> **Problem requirements**: Look for the string "distingit" in every line, and copy each line that has it.

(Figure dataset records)
· · · ·

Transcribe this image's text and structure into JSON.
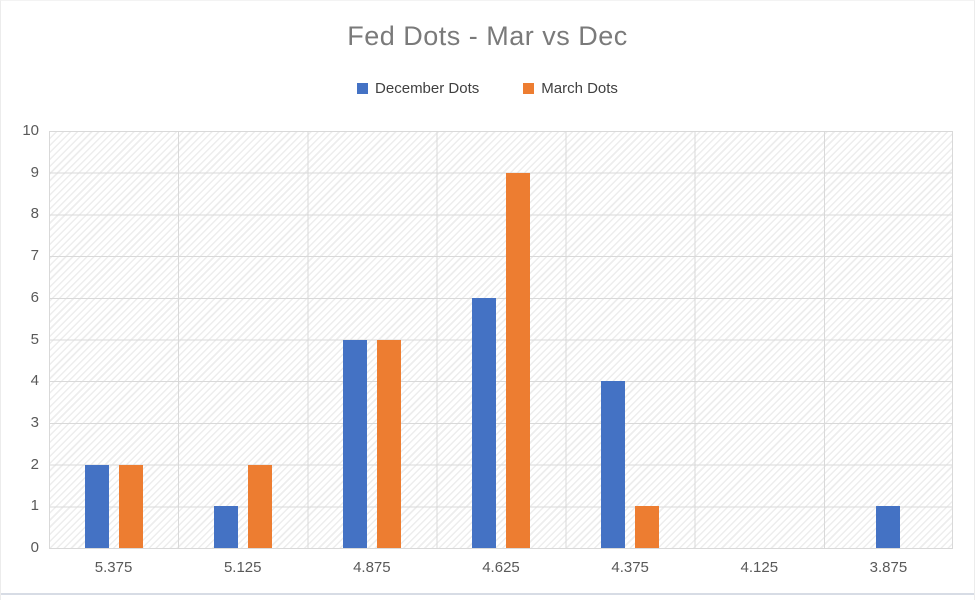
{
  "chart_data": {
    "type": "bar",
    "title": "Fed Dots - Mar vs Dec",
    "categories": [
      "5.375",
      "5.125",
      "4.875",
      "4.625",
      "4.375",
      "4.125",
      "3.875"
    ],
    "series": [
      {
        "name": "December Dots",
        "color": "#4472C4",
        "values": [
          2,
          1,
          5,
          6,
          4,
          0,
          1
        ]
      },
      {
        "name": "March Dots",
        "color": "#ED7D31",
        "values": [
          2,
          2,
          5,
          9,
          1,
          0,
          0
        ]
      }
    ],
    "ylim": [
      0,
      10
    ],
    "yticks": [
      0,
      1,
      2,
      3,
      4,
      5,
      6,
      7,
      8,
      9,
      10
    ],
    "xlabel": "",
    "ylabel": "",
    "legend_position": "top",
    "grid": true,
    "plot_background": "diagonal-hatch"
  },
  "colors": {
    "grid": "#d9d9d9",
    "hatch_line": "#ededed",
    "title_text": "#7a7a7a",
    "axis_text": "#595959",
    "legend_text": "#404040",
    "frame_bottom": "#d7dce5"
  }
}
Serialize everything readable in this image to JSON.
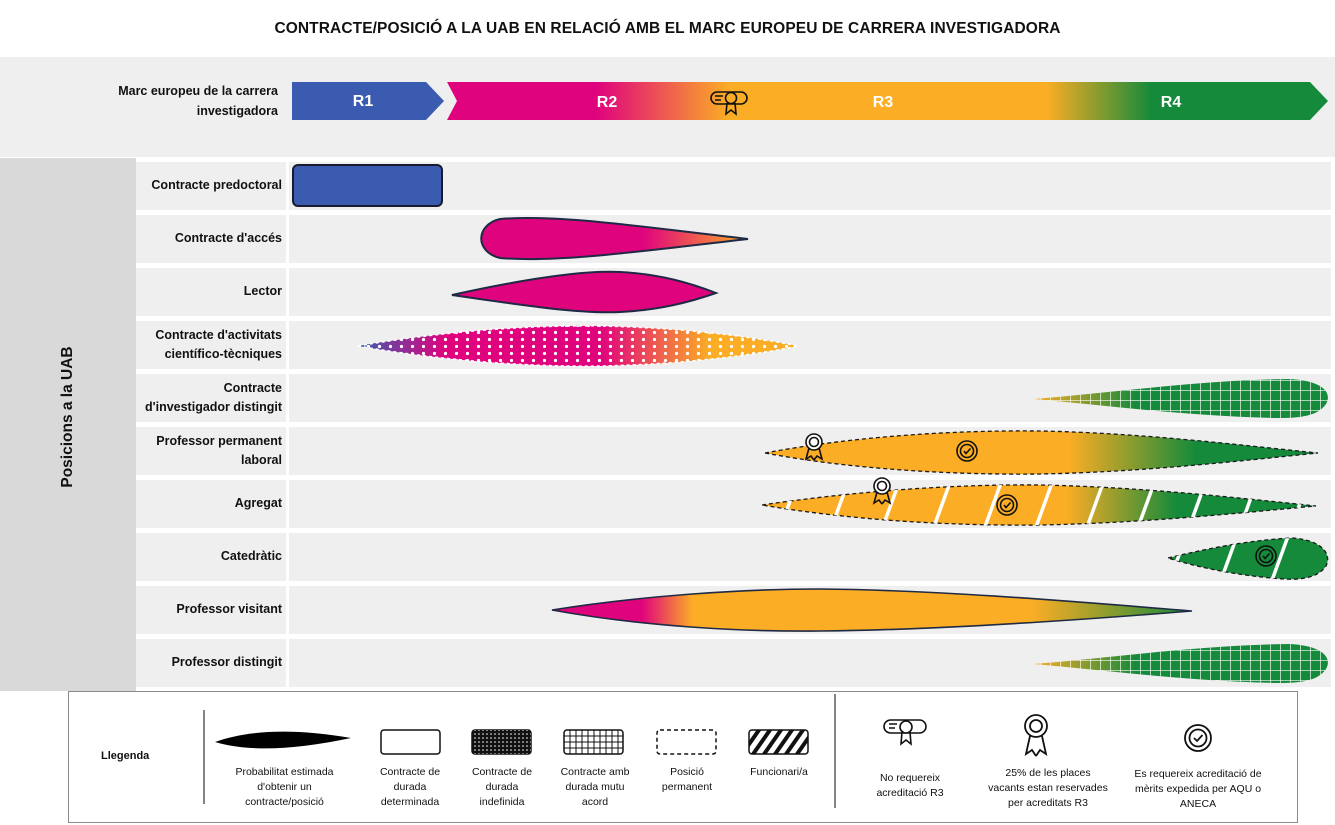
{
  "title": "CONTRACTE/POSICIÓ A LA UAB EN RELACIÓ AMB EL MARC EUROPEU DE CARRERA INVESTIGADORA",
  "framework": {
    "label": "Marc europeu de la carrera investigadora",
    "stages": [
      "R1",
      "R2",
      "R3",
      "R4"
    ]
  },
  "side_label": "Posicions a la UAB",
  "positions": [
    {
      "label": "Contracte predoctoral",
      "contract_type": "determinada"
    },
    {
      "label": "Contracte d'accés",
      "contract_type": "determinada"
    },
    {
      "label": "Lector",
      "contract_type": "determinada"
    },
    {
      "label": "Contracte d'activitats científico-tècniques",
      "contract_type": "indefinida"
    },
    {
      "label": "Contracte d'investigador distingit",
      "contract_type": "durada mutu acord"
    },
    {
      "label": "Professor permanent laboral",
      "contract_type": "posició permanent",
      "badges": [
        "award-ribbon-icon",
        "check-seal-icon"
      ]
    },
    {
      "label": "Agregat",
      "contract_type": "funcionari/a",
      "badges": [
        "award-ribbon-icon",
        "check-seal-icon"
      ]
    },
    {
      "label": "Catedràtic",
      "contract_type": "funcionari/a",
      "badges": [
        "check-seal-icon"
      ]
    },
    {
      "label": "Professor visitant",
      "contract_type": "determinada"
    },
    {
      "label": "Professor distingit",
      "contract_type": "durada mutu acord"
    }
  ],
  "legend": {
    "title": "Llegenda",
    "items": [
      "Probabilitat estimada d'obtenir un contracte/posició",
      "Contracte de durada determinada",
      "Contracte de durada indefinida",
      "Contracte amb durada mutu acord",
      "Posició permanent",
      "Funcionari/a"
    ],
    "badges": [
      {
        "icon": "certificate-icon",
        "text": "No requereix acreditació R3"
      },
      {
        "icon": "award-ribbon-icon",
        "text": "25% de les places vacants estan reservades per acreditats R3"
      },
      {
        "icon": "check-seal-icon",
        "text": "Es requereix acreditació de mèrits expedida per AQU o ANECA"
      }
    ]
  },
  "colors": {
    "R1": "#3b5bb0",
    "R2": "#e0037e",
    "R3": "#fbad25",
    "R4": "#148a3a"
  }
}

· · · ·

> **Output of the task**:
      "label": "Contracte d'investigador distingit",
      "label": "Professor distingit",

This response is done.